■ WHAT TO WORK ON ■
Identify the lines containing the word "text". Copy each one.
◇ ◇ ◇ ◇
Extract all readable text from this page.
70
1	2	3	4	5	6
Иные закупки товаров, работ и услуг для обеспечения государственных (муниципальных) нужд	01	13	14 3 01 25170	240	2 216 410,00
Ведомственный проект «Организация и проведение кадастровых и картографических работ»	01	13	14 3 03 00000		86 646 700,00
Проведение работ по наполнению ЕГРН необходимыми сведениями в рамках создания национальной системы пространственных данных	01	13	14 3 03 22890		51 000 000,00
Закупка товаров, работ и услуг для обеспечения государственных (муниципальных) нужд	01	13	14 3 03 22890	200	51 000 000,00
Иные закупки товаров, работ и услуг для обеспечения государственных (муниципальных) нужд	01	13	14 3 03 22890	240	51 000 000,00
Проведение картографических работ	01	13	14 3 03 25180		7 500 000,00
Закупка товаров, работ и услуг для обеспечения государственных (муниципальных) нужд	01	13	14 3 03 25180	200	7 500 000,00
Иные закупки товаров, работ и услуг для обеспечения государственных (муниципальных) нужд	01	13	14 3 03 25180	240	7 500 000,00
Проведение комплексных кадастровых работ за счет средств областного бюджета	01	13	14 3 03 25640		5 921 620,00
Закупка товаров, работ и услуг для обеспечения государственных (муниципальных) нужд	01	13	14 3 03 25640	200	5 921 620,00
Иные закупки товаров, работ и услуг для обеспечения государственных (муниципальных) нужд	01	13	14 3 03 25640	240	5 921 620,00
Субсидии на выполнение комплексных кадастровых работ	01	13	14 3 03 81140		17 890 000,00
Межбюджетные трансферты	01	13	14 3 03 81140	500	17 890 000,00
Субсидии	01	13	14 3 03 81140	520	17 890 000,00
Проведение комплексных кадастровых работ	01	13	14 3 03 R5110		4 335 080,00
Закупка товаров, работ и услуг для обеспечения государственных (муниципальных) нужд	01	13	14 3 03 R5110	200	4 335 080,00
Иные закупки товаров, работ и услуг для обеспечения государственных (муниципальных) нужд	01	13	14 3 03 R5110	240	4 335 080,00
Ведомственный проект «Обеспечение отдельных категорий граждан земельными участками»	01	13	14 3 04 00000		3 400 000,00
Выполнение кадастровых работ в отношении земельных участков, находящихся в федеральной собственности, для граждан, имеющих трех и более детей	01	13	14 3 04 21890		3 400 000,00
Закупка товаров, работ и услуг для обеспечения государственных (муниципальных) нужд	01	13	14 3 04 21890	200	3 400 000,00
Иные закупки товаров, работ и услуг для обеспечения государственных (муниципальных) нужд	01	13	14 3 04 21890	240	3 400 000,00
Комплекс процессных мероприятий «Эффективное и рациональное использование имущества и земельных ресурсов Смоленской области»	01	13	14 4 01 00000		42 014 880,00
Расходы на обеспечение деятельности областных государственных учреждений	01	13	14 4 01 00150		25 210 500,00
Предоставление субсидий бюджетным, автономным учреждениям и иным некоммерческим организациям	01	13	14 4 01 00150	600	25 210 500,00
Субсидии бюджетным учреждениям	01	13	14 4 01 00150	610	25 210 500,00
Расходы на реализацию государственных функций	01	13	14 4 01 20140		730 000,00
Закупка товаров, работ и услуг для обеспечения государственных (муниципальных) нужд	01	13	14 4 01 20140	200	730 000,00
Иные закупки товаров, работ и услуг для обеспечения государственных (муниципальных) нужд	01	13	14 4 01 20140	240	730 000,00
◇ ◇ ◇ ◇
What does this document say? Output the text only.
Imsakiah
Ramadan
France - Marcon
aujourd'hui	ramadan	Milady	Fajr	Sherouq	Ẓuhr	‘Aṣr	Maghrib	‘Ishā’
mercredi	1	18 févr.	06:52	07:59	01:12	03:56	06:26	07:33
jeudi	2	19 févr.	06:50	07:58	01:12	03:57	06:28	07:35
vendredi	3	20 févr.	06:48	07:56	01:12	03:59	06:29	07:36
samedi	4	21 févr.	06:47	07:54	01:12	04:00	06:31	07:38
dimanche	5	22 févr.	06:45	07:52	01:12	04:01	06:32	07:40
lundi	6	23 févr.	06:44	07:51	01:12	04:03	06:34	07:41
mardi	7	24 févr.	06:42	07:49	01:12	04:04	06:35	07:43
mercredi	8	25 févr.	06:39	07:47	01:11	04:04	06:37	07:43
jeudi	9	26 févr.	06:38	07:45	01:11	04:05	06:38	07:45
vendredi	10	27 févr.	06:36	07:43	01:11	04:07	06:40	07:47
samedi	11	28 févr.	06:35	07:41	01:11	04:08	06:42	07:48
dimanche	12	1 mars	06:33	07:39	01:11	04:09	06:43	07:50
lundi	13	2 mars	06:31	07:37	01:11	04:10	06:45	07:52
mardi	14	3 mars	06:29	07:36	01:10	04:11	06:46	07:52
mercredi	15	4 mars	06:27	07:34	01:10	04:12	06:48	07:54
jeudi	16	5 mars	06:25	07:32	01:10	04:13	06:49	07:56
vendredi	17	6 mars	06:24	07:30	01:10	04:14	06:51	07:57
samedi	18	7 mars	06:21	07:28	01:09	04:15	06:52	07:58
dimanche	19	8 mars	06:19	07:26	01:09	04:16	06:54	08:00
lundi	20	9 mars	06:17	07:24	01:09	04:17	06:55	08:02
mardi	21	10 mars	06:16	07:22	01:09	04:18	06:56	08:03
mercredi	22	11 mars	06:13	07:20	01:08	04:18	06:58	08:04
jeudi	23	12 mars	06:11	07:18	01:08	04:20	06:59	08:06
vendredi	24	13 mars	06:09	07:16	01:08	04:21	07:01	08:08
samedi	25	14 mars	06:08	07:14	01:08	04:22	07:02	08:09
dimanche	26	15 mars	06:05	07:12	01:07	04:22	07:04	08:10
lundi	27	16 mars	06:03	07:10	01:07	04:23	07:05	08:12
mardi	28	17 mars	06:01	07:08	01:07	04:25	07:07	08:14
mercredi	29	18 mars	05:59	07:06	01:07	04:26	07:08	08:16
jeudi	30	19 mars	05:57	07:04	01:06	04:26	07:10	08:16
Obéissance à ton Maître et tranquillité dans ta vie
◇ ◇ ◇ ◇
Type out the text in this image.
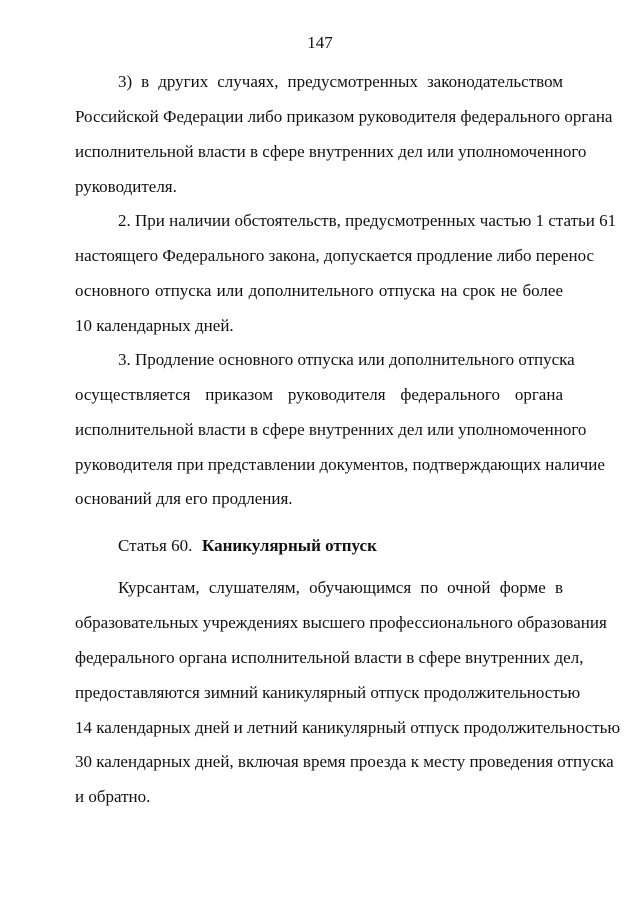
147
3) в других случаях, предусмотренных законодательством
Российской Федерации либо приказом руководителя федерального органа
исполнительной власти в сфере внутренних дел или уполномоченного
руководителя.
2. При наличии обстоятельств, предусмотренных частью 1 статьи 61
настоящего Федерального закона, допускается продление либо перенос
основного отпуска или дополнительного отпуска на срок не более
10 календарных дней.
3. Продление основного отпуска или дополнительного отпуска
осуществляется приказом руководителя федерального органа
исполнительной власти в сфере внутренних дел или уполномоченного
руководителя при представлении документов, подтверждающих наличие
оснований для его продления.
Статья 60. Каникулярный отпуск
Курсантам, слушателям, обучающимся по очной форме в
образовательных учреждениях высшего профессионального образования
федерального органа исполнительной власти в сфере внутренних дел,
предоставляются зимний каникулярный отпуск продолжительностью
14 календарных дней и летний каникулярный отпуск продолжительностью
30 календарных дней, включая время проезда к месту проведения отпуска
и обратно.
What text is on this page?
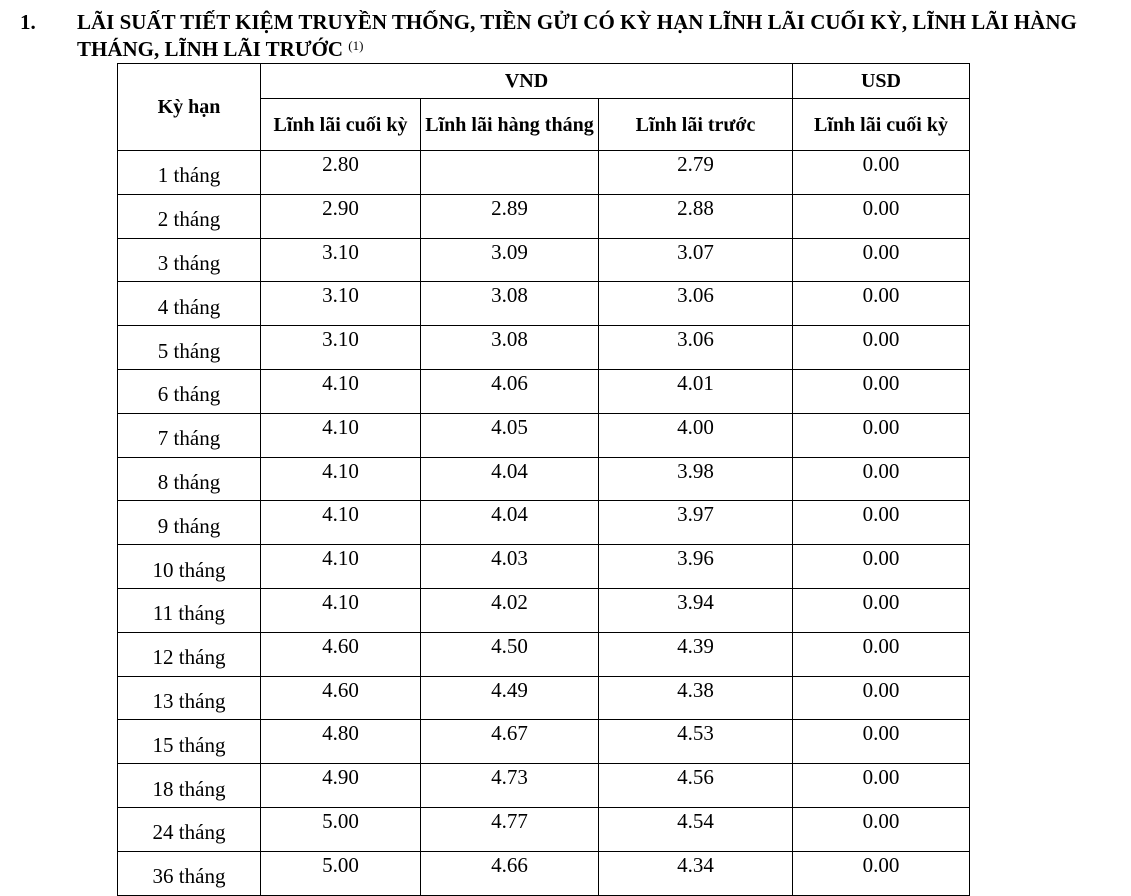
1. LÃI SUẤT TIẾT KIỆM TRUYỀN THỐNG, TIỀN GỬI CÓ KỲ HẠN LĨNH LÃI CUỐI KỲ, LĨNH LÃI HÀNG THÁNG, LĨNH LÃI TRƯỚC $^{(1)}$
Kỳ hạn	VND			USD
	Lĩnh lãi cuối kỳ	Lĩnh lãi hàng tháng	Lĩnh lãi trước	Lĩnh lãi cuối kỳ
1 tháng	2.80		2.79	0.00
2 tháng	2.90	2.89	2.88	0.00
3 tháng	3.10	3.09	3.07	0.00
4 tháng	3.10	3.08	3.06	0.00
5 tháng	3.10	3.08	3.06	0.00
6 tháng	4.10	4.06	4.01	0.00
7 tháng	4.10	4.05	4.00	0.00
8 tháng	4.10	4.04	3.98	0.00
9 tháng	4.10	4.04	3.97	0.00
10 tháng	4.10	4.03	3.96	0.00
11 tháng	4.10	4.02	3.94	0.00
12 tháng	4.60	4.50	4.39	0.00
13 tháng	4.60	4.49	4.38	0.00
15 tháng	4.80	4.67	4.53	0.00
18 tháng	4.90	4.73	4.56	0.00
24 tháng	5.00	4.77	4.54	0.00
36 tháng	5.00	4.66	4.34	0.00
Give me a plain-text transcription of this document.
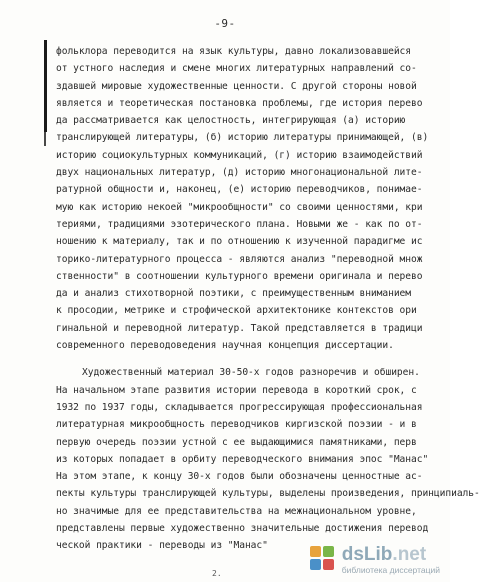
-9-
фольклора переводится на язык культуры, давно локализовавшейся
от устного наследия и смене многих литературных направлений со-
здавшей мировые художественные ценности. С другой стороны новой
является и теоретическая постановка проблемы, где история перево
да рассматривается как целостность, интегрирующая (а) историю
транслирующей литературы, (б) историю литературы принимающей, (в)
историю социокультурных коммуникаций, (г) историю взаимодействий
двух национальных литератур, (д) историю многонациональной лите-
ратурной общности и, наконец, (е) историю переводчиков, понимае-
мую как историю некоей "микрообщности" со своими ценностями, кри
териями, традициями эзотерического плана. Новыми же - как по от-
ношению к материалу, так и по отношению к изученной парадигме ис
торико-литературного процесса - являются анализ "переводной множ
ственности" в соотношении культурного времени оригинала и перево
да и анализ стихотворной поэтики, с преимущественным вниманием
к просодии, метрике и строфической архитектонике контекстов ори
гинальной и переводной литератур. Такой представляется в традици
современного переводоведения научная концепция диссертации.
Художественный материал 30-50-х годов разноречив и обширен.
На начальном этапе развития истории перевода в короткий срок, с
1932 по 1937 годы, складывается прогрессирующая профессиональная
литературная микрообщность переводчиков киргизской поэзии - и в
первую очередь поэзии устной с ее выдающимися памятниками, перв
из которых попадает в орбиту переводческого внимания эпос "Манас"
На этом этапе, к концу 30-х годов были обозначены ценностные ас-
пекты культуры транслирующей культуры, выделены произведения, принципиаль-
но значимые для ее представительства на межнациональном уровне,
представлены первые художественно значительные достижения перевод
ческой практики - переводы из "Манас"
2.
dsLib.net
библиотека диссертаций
◇ ◇ ◇ ◇
■ ANSWER TO THIS EXERCISE ■
Extract all readable text from this page.
What does this document say? Output the text only.
Type out the text in this image.
What text is on this page?
Give me a plain-text transcription of this document.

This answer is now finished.